Restate the listing below word for word, omitting any images.

[Data records]
******

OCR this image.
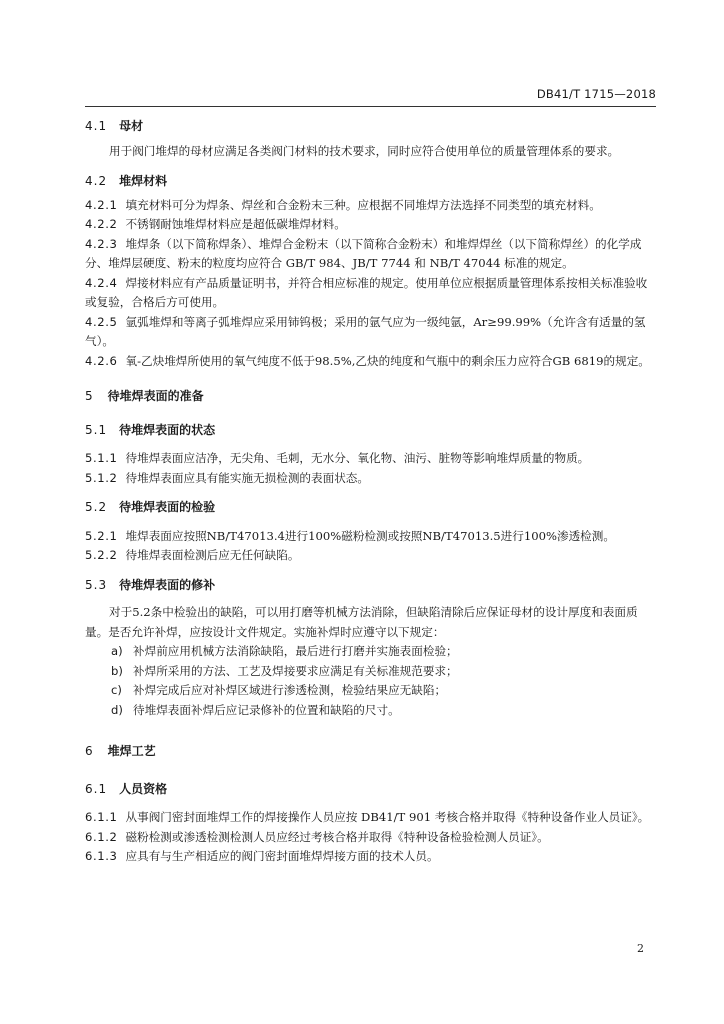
DB41/T 1715—2018
4.1 母材

用于阀门堆焊的母材应满足各类阀门材料的技术要求，同时应符合使用单位的质量管理体系的要求。

4.2 堆焊材料

4.2.1 填充材料可分为焊条、焊丝和合金粉末三种。应根据不同堆焊方法选择不同类型的填充材料。

4.2.2 不锈钢耐蚀堆焊材料应是超低碳堆焊材料。

4.2.3 堆焊条（以下简称焊条）、堆焊合金粉末（以下简称合金粉末）和堆焊焊丝（以下简称焊丝）的化学成分、堆焊层硬度、粉末的粒度均应符合 GB/T 984、JB/T 7744 和 NB/T 47044 标准的规定。

4.2.4 焊接材料应有产品质量证明书，并符合相应标准的规定。使用单位应根据质量管理体系按相关标准验收或复验，合格后方可使用。

4.2.5 氩弧堆焊和等离子弧堆焊应采用铈钨极；采用的氩气应为一级纯氩，Ar≥99.99%（允许含有适量的氢气）。

4.2.6 氧-乙炔堆焊所使用的氧气纯度不低于98.5%,乙炔的纯度和气瓶中的剩余压力应符合GB 6819的规定。

5 待堆焊表面的准备
5.1 待堆焊表面的状态

5.1.1 待堆焊表面应洁净，无尖角、毛刺，无水分、氧化物、油污、脏物等影响堆焊质量的物质。

5.1.2 待堆焊表面应具有能实施无损检测的表面状态。

5.2 待堆焊表面的检验

5.2.1 堆焊表面应按照NB/T47013.4进行100%磁粉检测或按照NB/T47013.5进行100%渗透检测。

5.2.2 待堆焊表面检测后应无任何缺陷。

5.3 待堆焊表面的修补

对于5.2条中检验出的缺陷，可以用打磨等机械方法消除，但缺陷清除后应保证母材的设计厚度和表面质量。是否允许补焊，应按设计文件规定。实施补焊时应遵守以下规定：

a) 补焊前应用机械方法消除缺陷，最后进行打磨并实施表面检验；

b) 补焊所采用的方法、工艺及焊接要求应满足有关标准规范要求；

c) 补焊完成后应对补焊区域进行渗透检测，检验结果应无缺陷；

d) 待堆焊表面补焊后应记录修补的位置和缺陷的尺寸。

6 堆焊工艺
6.1 人员资格

6.1.1 从事阀门密封面堆焊工作的焊接操作人员应按 DB41/T 901 考核合格并取得《特种设备作业人员证》。

6.1.2 磁粉检测或渗透检测检测人员应经过考核合格并取得《特种设备检验检测人员证》。

6.1.3 应具有与生产相适应的阀门密封面堆焊焊接方面的技术人员。

2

******

* _TASK RESPONSE_:
OCR this image.
DB41/T 1715—2018
4.1 母材

用于阀门堆焊的母材应满足各类阀门材料的技术要求，同时应符合使用单位的质量管理体系的要求。

4.2 堆焊材料

4.2.1 填充材料可分为焊条、焊丝和合金粉末三种。应根据不同堆焊方法选择不同类型的填充材料。

4.2.2 不锈钢耐蚀堆焊材料应是超低碳堆焊材料。

4.2.3 堆焊条（以下简称焊条）、堆焊合金粉末（以下简称合金粉末）和堆焊焊丝（以下简称焊丝）的化学成分、堆焊层硬度、粉末的粒度均应符合 GB/T 984、JB/T 7744 和 NB/T 47044 标准的规定。

4.2.4 焊接材料应有产品质量证明书，并符合相应标准的规定。使用单位应根据质量管理体系按相关标准验收或复验，合格后方可使用。

4.2.5 氩弧堆焊和等离子弧堆焊应采用铈钨极；采用的氩气应为一级纯氩，Ar≥99.99%（允许含有适量的氢气）。

4.2.6 氧-乙炔堆焊所使用的氧气纯度不低于98.5%,乙炔的纯度和气瓶中的剩余压力应符合GB 6819的规定。

5 待堆焊表面的准备
5.1 待堆焊表面的状态

5.1.1 待堆焊表面应洁净，无尖角、毛刺，无水分、氧化物、油污、脏物等影响堆焊质量的物质。

5.1.2 待堆焊表面应具有能实施无损检测的表面状态。

5.2 待堆焊表面的检验

5.2.1 堆焊表面应按照NB/T47013.4进行100%磁粉检测或按照NB/T47013.5进行100%渗透检测。

5.2.2 待堆焊表面检测后应无任何缺陷。

5.3 待堆焊表面的修补

对于5.2条中检验出的缺陷，可以用打磨等机械方法消除，但缺陷清除后应保证母材的设计厚度和表面质量。是否允许补焊，应按设计文件规定。实施补焊时应遵守以下规定：

a) 补焊前应用机械方法消除缺陷，最后进行打磨并实施表面检验；

b) 补焊所采用的方法、工艺及焊接要求应满足有关标准规范要求；

c) 补焊完成后应对补焊区域进行渗透检测，检验结果应无缺陷；

d) 待堆焊表面补焊后应记录修补的位置和缺陷的尺寸。

6 堆焊工艺
6.1 人员资格

6.1.1 从事阀门密封面堆焊工作的焊接操作人员应按 DB41/T 901 考核合格并取得《特种设备作业人员证》。

6.1.2 磁粉检测或渗透检测检测人员应经过考核合格并取得《特种设备检验检测人员证》。

6.1.3 应具有与生产相适应的阀门密封面堆焊焊接方面的技术人员。

2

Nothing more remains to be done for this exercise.